What the exercise asks
Look below and pull out each line with the word "text".

Data excerpts:
————

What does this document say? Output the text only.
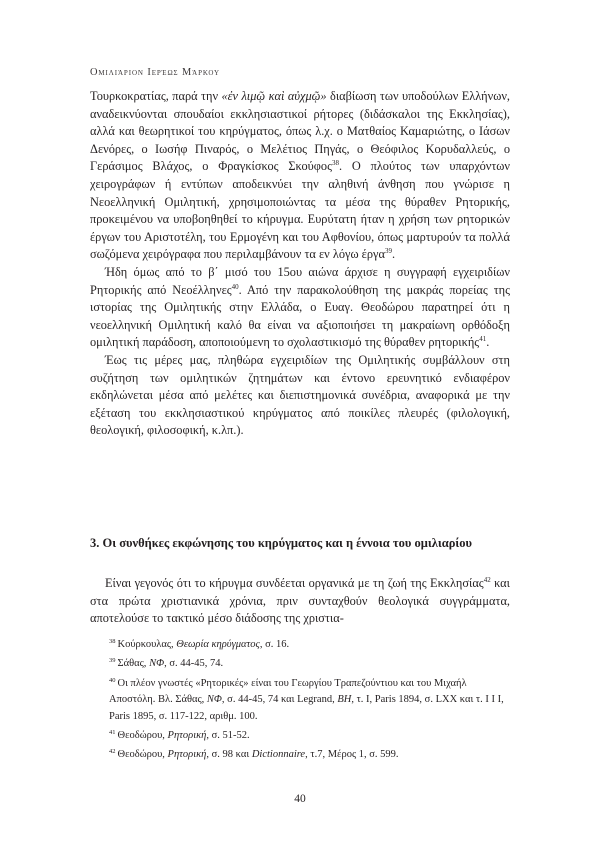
Ομιλιάριον Ιερέως Μάρκου

Τουρκοκρατίας, παρά την «ἐν λιμῷ καὶ αὐχμῷ» διαβίωση των υποδούλων Ελλήνων, αναδεικνύονται σπουδαίοι εκκλησιαστικοί ρήτορες (διδάσκαλοι της Εκκλησίας), αλλά και θεωρητικοί του κηρύγματος, όπως λ.χ. ο Ματθαίος Καμαριώτης, ο Ιάσων Δενόρες, ο Ιωσήφ Πιναρός, ο Μελέτιος Πηγάς, ο Θεόφιλος Κορυδαλλεύς, ο Γεράσιμος Βλάχος, ο Φραγκίσκος Σκούφος$^{38}$. Ο πλούτος των υπαρχόντων χειρογράφων ή εντύπων αποδεικνύει την αληθινή άνθηση που γνώρισε η Νεοελληνική Ομιλητική, χρησιμοποιώντας τα μέσα της θύραθεν Ρητορικής, προκειμένου να υποβοηθηθεί το κήρυγμα. Ευρύτατη ήταν η χρήση των ρητορικών έργων του Αριστοτέλη, του Ερμογένη και του Αφθονίου, όπως μαρτυρούν τα πολλά σωζόμενα χειρόγραφα που περιλαμβάνουν τα εν λόγω έργα$^{39}$.

Ήδη όμως από το β΄ μισό του 15ου αιώνα άρχισε η συγγραφή εγχειριδίων Ρητορικής από Νεοέλληνες$^{40}$. Από την παρακολούθηση της μακράς πορείας της ιστορίας της Ομιλητικής στην Ελλάδα, ο Ευαγ. Θεοδώρου παρατηρεί ότι η νεοελληνική Ομιλητική καλό θα είναι να αξιοποιήσει τη μακραίωνη ορθόδοξη ομιλητική παράδοση, αποποιούμενη το σχολαστικισμό της θύραθεν ρητορικής$^{41}$.

Έως τις μέρες μας, πληθώρα εγχειριδίων της Ομιλητικής συμβάλλουν στη συζήτηση των ομιλητικών ζητημάτων και έντονο ερευνητικό ενδιαφέρον εκδηλώνεται μέσα από μελέτες και διεπιστημονικά συνέδρια, αναφορικά με την εξέταση του εκκλησιαστικού κηρύγματος από ποικίλες πλευρές (φιλολογική, θεολογική, φιλοσοφική, κ.λπ.).

3. Οι συνθήκες εκφώνησης του κηρύγματος και η έννοια του ομιλιαρίου

Είναι γεγονός ότι το κήρυγμα συνδέεται οργανικά με τη ζωή της Εκκλησίας$^{42}$ και στα πρώτα χριστιανικά χρόνια, πριν συνταχθούν θεολογικά συγγράμματα, αποτελούσε το τακτικό μέσο διάδοσης της χριστια-

$^{38}$ Κούρκουλας, Θεωρία κηρύγματος, σ. 16.

$^{39}$ Σάθας, ΝΦ, σ. 44-45, 74.

$^{40}$ Οι πλέον γνωστές «Ρητορικές» είναι του Γεωργίου Τραπεζούντιου και του Μιχαήλ Αποστόλη. Βλ. Σάθας, ΝΦ, σ. 44-45, 74 και Legrand, BH, τ. I, Paris 1894, σ. LXX και τ. I I I, Paris 1895, σ. 117-122, αριθμ. 100.

$^{41}$ Θεοδώρου, Ρητορική, σ. 51-52.

$^{42}$ Θεοδώρου, Ρητορική, σ. 98 και Dictionnaire, τ.7, Μέρος 1, σ. 599.

40
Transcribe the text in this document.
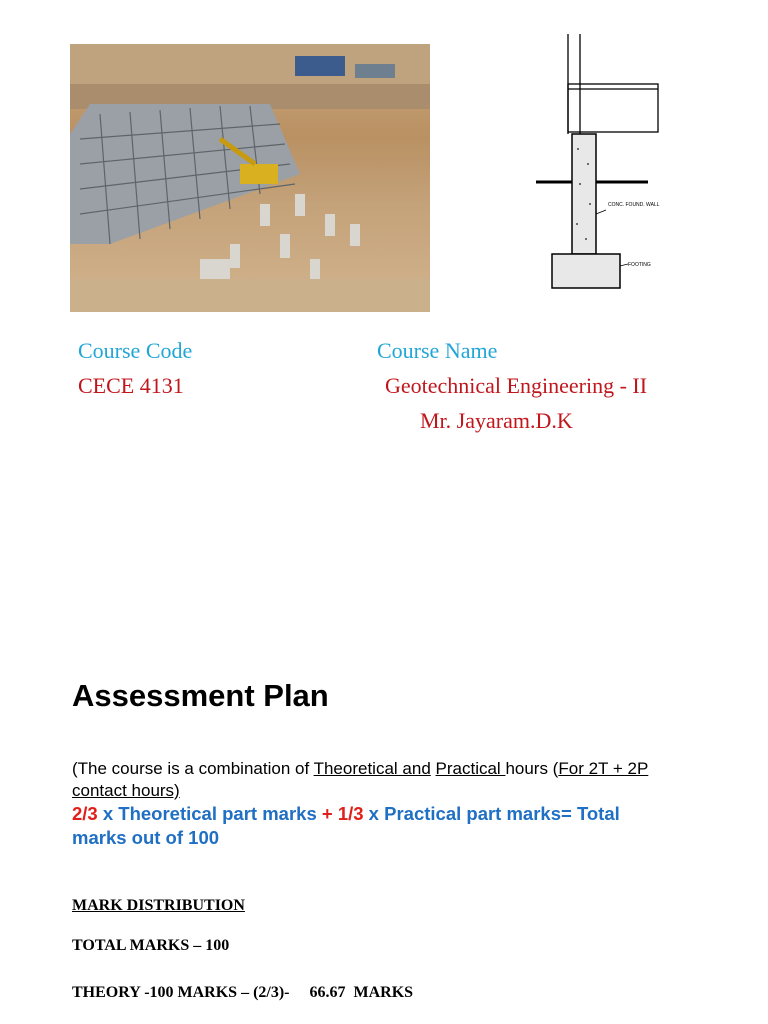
CONC. FOUND. WALL
FOOTING
Course Code	Course Name
CECE 4131	Geotechnical Engineering - II
Mr. Jayaram.D.K
Assessment Plan
(The course is a combination of Theoretical and Practical hours (For 2T + 2P contact hours)
2/3 x Theoretical part marks + 1/3 x Practical part marks= Total marks out of 100
MARK DISTRIBUTION
TOTAL MARKS – 100
THEORY -100 MARKS – (2/3)- 66.67 MARKS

————

Written response
What does this document say? Output the text only.
Transcribe the text in this document.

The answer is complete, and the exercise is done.